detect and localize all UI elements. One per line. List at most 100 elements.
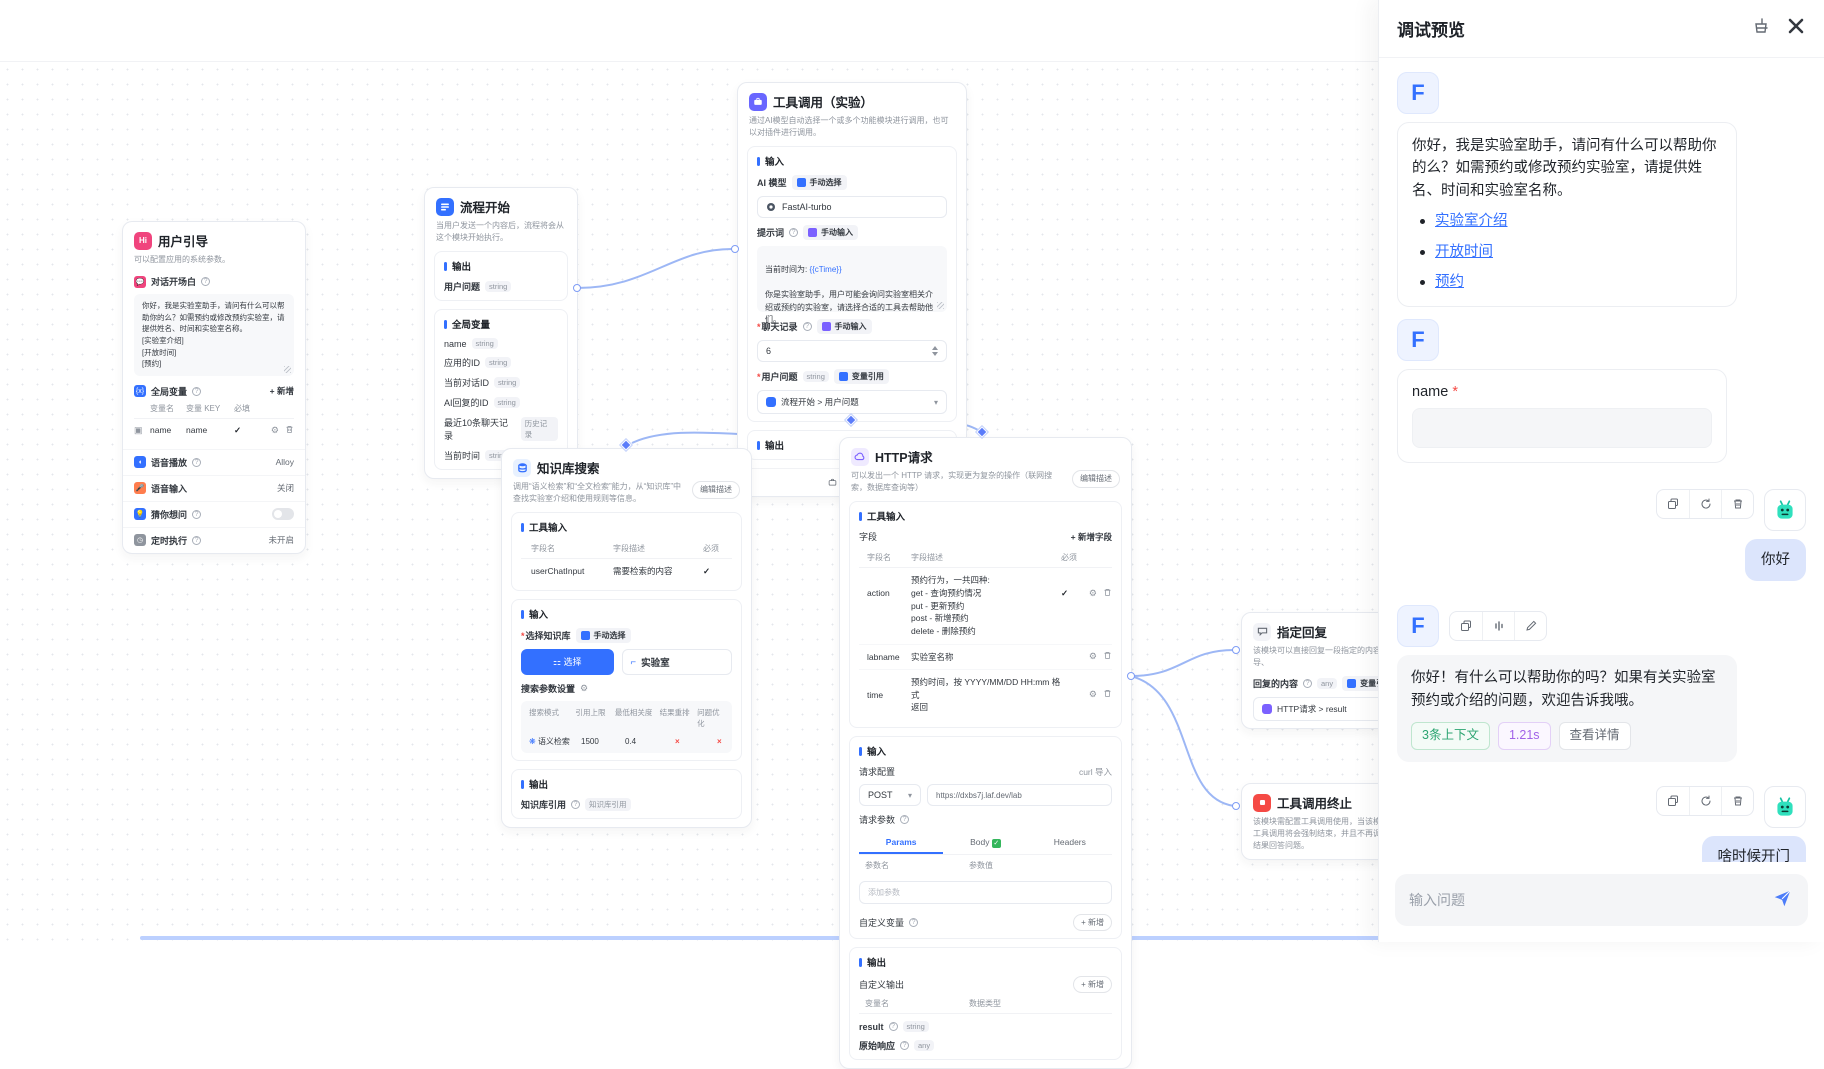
add-param-input[interactable]: 添加参数	[859, 881, 1112, 904]
edit-desc-button[interactable]: 编辑描述	[1072, 470, 1120, 488]
type-chip: any	[1317, 678, 1337, 689]
copy-icon[interactable]	[1657, 490, 1689, 518]
help-icon[interactable]: ?	[900, 1041, 909, 1050]
history-count-input[interactable]: 6	[757, 340, 947, 362]
gear-icon[interactable]: ⚙	[1089, 651, 1097, 662]
opening-textarea[interactable]: 你好，我是实验室助手，请问有什么可以帮助你的么？如需预约或修改预约实验室，请提供…	[134, 294, 294, 376]
tab-body[interactable]: Body ✓	[943, 832, 1027, 854]
delete-icon[interactable]	[1721, 787, 1753, 815]
retry-icon[interactable]	[1689, 490, 1721, 518]
link-open-hours[interactable]: 开放时间	[1435, 241, 1493, 263]
node-http[interactable]: HTTP请求 可以发出一个 HTTP 请求，实现更为复杂的操作（联网搜索，数据库…	[839, 437, 1132, 1069]
drag-handle-icon[interactable]: ▣	[134, 425, 150, 436]
kb-chip[interactable]: ⌐ 实验室	[622, 649, 733, 675]
voice-input-row[interactable]: 🎤 语音输入 关闭	[123, 475, 305, 501]
edit-desc-button[interactable]: 编辑描述	[692, 481, 740, 499]
stop-icon	[1253, 794, 1271, 812]
question-ref-select[interactable]: 流程开始 > 用户问题 ▾	[757, 390, 947, 414]
method-select[interactable]: POST▾	[859, 784, 921, 806]
suggest-link-item[interactable]: 预约	[1412, 271, 1722, 293]
field-desc: 预约行为，一共四种: get - 查询预约情况 put - 更新预约 post …	[911, 574, 1061, 638]
node-kb-search[interactable]: 知识库搜索 调用“语义检索”和“全文检索”能力，从“知识库”中查找实验室介绍和使…	[501, 448, 752, 828]
gear-icon[interactable]: ⚙	[271, 425, 279, 436]
connector-http-out[interactable]	[1127, 672, 1135, 680]
help-icon[interactable]: ?	[571, 800, 580, 809]
add-variable-button[interactable]: + 新增	[270, 385, 294, 397]
form-name-input[interactable]	[1412, 408, 1712, 448]
help-icon[interactable]: ?	[789, 228, 798, 237]
help-icon[interactable]: ?	[192, 458, 201, 467]
chat-input[interactable]: 输入问题	[1395, 874, 1808, 926]
guess-toggle[interactable]	[272, 508, 294, 520]
help-icon[interactable]: ?	[192, 536, 201, 545]
trash-icon[interactable]	[285, 425, 294, 436]
gear-icon[interactable]: ⚙	[1089, 689, 1097, 700]
help-icon[interactable]: ?	[192, 387, 201, 396]
connector-reply-in[interactable]	[1232, 646, 1240, 654]
help-icon[interactable]: ?	[201, 277, 210, 286]
retry-icon[interactable]	[1689, 787, 1721, 815]
gear-icon[interactable]: ⚙	[580, 683, 588, 694]
connector-terminate-in[interactable]	[1232, 802, 1240, 810]
context-count-badge[interactable]: 3条上下文	[1411, 722, 1490, 749]
field-row-labname[interactable]: labname 实验室名称 ⚙	[859, 645, 1112, 670]
suggest-link-item[interactable]: 实验室介绍	[1412, 210, 1722, 232]
question-mode-badge[interactable]: 变量引用	[834, 369, 889, 384]
help-icon[interactable]: ?	[889, 1022, 898, 1031]
help-icon[interactable]: ?	[803, 322, 812, 331]
trash-icon[interactable]	[1103, 574, 1112, 599]
close-icon[interactable]	[1786, 16, 1806, 41]
voice-play-row[interactable]: ◖ 语音播放 ? Alloy	[123, 449, 305, 475]
view-detail-button[interactable]: 查看详情	[1559, 722, 1631, 749]
field-row-action[interactable]: action 预约行为，一共四种: get - 查询预约情况 put - 更新预…	[859, 568, 1112, 645]
tab-headers[interactable]: Headers	[1028, 832, 1112, 854]
col-field-name: 字段名	[859, 552, 911, 563]
connector-flow-start-out[interactable]	[573, 284, 581, 292]
tab-params[interactable]: Params	[859, 832, 943, 854]
node-user-guide[interactable]: Hi 用户引导 可以配置应用的系统参数。 💬 对话开场白 ? 你好，我是实验室助…	[122, 221, 306, 554]
connector-tool-call-in[interactable]	[731, 245, 739, 253]
required-mark: *	[1452, 384, 1458, 400]
col-out-name: 变量名	[859, 998, 969, 1009]
help-icon[interactable]: ?	[192, 510, 201, 519]
send-icon[interactable]	[1772, 887, 1794, 914]
add-custom-output-button[interactable]: + 新增	[1073, 976, 1112, 993]
help-icon[interactable]: ?	[909, 918, 918, 927]
curl-import-button[interactable]: curl 导入	[1079, 766, 1112, 778]
edit-icon[interactable]	[1514, 612, 1546, 640]
link-booking[interactable]: 预约	[1435, 271, 1464, 293]
suggest-link-item[interactable]: 开放时间	[1412, 241, 1722, 263]
model-select[interactable]: FastAI-turbo	[757, 196, 947, 218]
kb-mode-badge[interactable]: 手动选择	[576, 628, 631, 643]
copy-icon[interactable]	[1657, 787, 1689, 815]
copy-icon[interactable]	[1450, 612, 1482, 640]
horizontal-scrollbar[interactable]	[140, 936, 1385, 940]
sound-icon[interactable]	[1482, 612, 1514, 640]
variable-row[interactable]: ▣ name name ✓ ⚙	[134, 419, 294, 442]
timer-row[interactable]: ◷ 定时执行 ? 未开启	[123, 527, 305, 553]
select-kb-button[interactable]: ⚏ 选择	[521, 649, 614, 675]
help-icon[interactable]: ?	[900, 815, 909, 824]
tool-input-row[interactable]: userChatInput 需要检索的内容 ✓	[521, 559, 732, 583]
clear-history-icon[interactable]	[1750, 16, 1770, 41]
stepper[interactable]	[932, 346, 938, 356]
gear-icon[interactable]: ⚙	[1089, 574, 1097, 599]
node-tool-call[interactable]: 工具调用（实验） 通过AI模型自动选择一个或多个功能模块进行调用，也可以对插件进…	[737, 82, 967, 497]
trash-icon[interactable]	[1103, 651, 1112, 662]
prompt-mode-badge[interactable]: 手动输入	[803, 225, 858, 240]
history-mode-badge[interactable]: 手动输入	[817, 319, 872, 334]
prompt-textarea[interactable]: 当前时间为: {{cTime}} 你是实验室助手，用户可能会询问实验室相关介绍或…	[757, 246, 947, 312]
node-flow-start[interactable]: 流程开始 当用户发送一个内容后，流程将会从这个模块开始执行。 输出 用户问题 s…	[424, 187, 578, 479]
url-input[interactable]: https://dxbs7j.laf.dev/lab	[927, 784, 1112, 806]
delete-icon[interactable]	[1721, 490, 1753, 518]
trash-icon[interactable]	[1103, 689, 1112, 700]
output-section-label: 输出	[521, 777, 732, 791]
help-icon[interactable]: ?	[1303, 679, 1312, 688]
add-custom-var-button[interactable]: + 新增	[1073, 914, 1112, 931]
field-row-time[interactable]: time 预约时间，按 YYYY/MM/DD HH:mm 格式 返回 ⚙	[859, 670, 1112, 720]
guess-question-row[interactable]: 💡 猜你想问 ?	[123, 501, 305, 527]
model-mode-badge[interactable]: 手动选择	[792, 175, 847, 190]
latency-badge[interactable]: 1.21s	[1498, 722, 1551, 749]
link-lab-intro[interactable]: 实验室介绍	[1435, 210, 1508, 232]
add-field-button[interactable]: + 新增字段	[1071, 531, 1112, 543]
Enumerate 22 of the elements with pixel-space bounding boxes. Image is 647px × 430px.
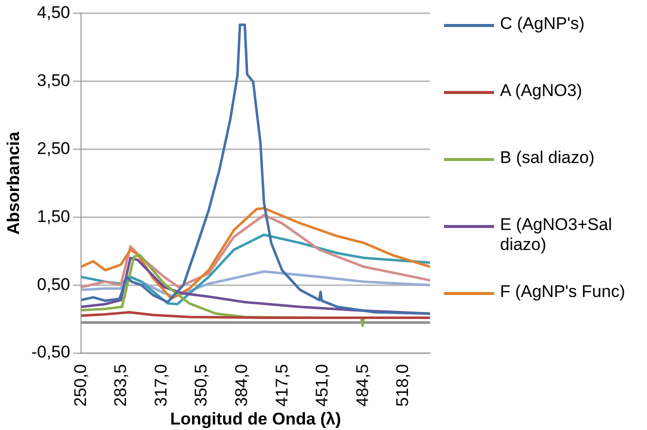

What you should do:
Please reproduce all of the records above word for word, leaving out the pictures.

Reply to the exercise:
detect and localize all UI elements. One per line. List at most 100 elements.
add-param-input[interactable]: 添加参数	[859, 881, 1112, 904]
edit-desc-button[interactable]: 编辑描述	[1072, 470, 1120, 488]
type-chip: any	[1317, 678, 1337, 689]
copy-icon[interactable]	[1657, 490, 1689, 518]
help-icon[interactable]: ?	[900, 1041, 909, 1050]
history-count-input[interactable]: 6	[757, 340, 947, 362]
gear-icon[interactable]: ⚙	[1089, 651, 1097, 662]
opening-textarea[interactable]: 你好，我是实验室助手，请问有什么可以帮助你的么？如需预约或修改预约实验室，请提供…	[134, 294, 294, 376]
tab-body[interactable]: Body ✓	[943, 832, 1027, 854]
delete-icon[interactable]	[1721, 787, 1753, 815]
retry-icon[interactable]	[1689, 490, 1721, 518]
link-open-hours[interactable]: 开放时间	[1435, 241, 1493, 263]
node-http[interactable]: HTTP请求 可以发出一个 HTTP 请求，实现更为复杂的操作（联网搜索，数据库…	[839, 437, 1132, 1069]
drag-handle-icon[interactable]: ▣	[134, 425, 150, 436]
kb-chip[interactable]: ⌐ 实验室	[622, 649, 733, 675]
voice-input-row[interactable]: 🎤 语音输入 关闭	[123, 475, 305, 501]
edit-desc-button[interactable]: 编辑描述	[692, 481, 740, 499]
stop-icon	[1253, 794, 1271, 812]
question-ref-select[interactable]: 流程开始 > 用户问题 ▾	[757, 390, 947, 414]
method-select[interactable]: POST▾	[859, 784, 921, 806]
suggest-link-item[interactable]: 预约	[1412, 271, 1722, 293]
field-desc: 预约行为，一共四种: get - 查询预约情况 put - 更新预约 post …	[911, 574, 1061, 638]
node-kb-search[interactable]: 知识库搜索 调用“语义检索”和“全文检索”能力，从“知识库”中查找实验室介绍和使…	[501, 448, 752, 828]
gear-icon[interactable]: ⚙	[271, 425, 279, 436]
connector-http-out[interactable]	[1127, 672, 1135, 680]
help-icon[interactable]: ?	[571, 800, 580, 809]
add-variable-button[interactable]: + 新增	[270, 385, 294, 397]
form-name-input[interactable]	[1412, 408, 1712, 448]
help-icon[interactable]: ?	[789, 228, 798, 237]
help-icon[interactable]: ?	[192, 458, 201, 467]
chat-input[interactable]: 输入问题	[1395, 874, 1808, 926]
guess-toggle[interactable]	[272, 508, 294, 520]
help-icon[interactable]: ?	[192, 536, 201, 545]
trash-icon[interactable]	[285, 425, 294, 436]
gear-icon[interactable]: ⚙	[1089, 689, 1097, 700]
help-icon[interactable]: ?	[192, 387, 201, 396]
connector-reply-in[interactable]	[1232, 646, 1240, 654]
help-icon[interactable]: ?	[201, 277, 210, 286]
retry-icon[interactable]	[1689, 787, 1721, 815]
gear-icon[interactable]: ⚙	[580, 683, 588, 694]
connector-terminate-in[interactable]	[1232, 802, 1240, 810]
context-count-badge[interactable]: 3条上下文	[1411, 722, 1490, 749]
field-row-labname[interactable]: labname 实验室名称 ⚙	[859, 645, 1112, 670]
suggest-link-item[interactable]: 实验室介绍	[1412, 210, 1722, 232]
question-mode-badge[interactable]: 变量引用	[834, 369, 889, 384]
help-icon[interactable]: ?	[889, 1022, 898, 1031]
help-icon[interactable]: ?	[803, 322, 812, 331]
trash-icon[interactable]	[1103, 574, 1112, 599]
close-icon[interactable]	[1786, 16, 1806, 41]
voice-play-row[interactable]: ◖ 语音播放 ? Alloy	[123, 449, 305, 475]
view-detail-button[interactable]: 查看详情	[1559, 722, 1631, 749]
field-row-action[interactable]: action 预约行为，一共四种: get - 查询预约情况 put - 更新预…	[859, 568, 1112, 645]
tab-headers[interactable]: Headers	[1028, 832, 1112, 854]
col-field-name: 字段名	[859, 552, 911, 563]
connector-flow-start-out[interactable]	[573, 284, 581, 292]
tab-params[interactable]: Params	[859, 832, 943, 854]
node-user-guide[interactable]: Hi 用户引导 可以配置应用的系统参数。 💬 对话开场白 ? 你好，我是实验室助…	[122, 221, 306, 554]
connector-tool-call-in[interactable]	[731, 245, 739, 253]
required-mark: *	[1452, 384, 1458, 400]
col-out-name: 变量名	[859, 998, 969, 1009]
help-icon[interactable]: ?	[192, 510, 201, 519]
send-icon[interactable]	[1772, 887, 1794, 914]
add-custom-output-button[interactable]: + 新增	[1073, 976, 1112, 993]
help-icon[interactable]: ?	[909, 918, 918, 927]
curl-import-button[interactable]: curl 导入	[1079, 766, 1112, 778]
edit-icon[interactable]	[1514, 612, 1546, 640]
link-booking[interactable]: 预约	[1435, 271, 1464, 293]
suggest-link-item[interactable]: 开放时间	[1412, 241, 1722, 263]
model-select[interactable]: FastAI-turbo	[757, 196, 947, 218]
kb-mode-badge[interactable]: 手动选择	[576, 628, 631, 643]
copy-icon[interactable]	[1657, 787, 1689, 815]
copy-icon[interactable]	[1450, 612, 1482, 640]
horizontal-scrollbar[interactable]	[140, 936, 1385, 940]
sound-icon[interactable]	[1482, 612, 1514, 640]
variable-row[interactable]: ▣ name name ✓ ⚙	[134, 419, 294, 442]
timer-row[interactable]: ◷ 定时执行 ? 未开启	[123, 527, 305, 553]
select-kb-button[interactable]: ⚏ 选择	[521, 649, 614, 675]
help-icon[interactable]: ?	[900, 815, 909, 824]
tool-input-row[interactable]: userChatInput 需要检索的内容 ✓	[521, 559, 732, 583]
clear-history-icon[interactable]	[1750, 16, 1770, 41]
stepper[interactable]	[932, 346, 938, 356]
gear-icon[interactable]: ⚙	[1089, 574, 1097, 599]
node-tool-call[interactable]: 工具调用（实验） 通过AI模型自动选择一个或多个功能模块进行调用，也可以对插件进…	[737, 82, 967, 497]
trash-icon[interactable]	[1103, 651, 1112, 662]
prompt-mode-badge[interactable]: 手动输入	[803, 225, 858, 240]
history-mode-badge[interactable]: 手动输入	[817, 319, 872, 334]
prompt-textarea[interactable]: 当前时间为: {{cTime}} 你是实验室助手，用户可能会询问实验室相关介绍或…	[757, 246, 947, 312]
node-flow-start[interactable]: 流程开始 当用户发送一个内容后，流程将会从这个模块开始执行。 输出 用户问题 s…	[424, 187, 578, 479]
url-input[interactable]: https://dxbs7j.laf.dev/lab	[927, 784, 1112, 806]
delete-icon[interactable]	[1721, 490, 1753, 518]
trash-icon[interactable]	[1103, 689, 1112, 700]
output-section-label: 输出	[521, 777, 732, 791]
help-icon[interactable]: ?	[1303, 679, 1312, 688]
add-custom-var-button[interactable]: + 新增	[1073, 914, 1112, 931]
field-row-time[interactable]: time 预约时间，按 YYYY/MM/DD HH:mm 格式 返回 ⚙	[859, 670, 1112, 720]
guess-question-row[interactable]: 💡 猜你想问 ?	[123, 501, 305, 527]
model-mode-badge[interactable]: 手动选择	[792, 175, 847, 190]
latency-badge[interactable]: 1.21s	[1498, 722, 1551, 749]
link-lab-intro[interactable]: 实验室介绍	[1435, 210, 1508, 232]
add-field-button[interactable]: + 新增字段	[1071, 531, 1112, 543]
Enumerate 22 of the elements with pixel-space bounding boxes. Image is 647px × 430px.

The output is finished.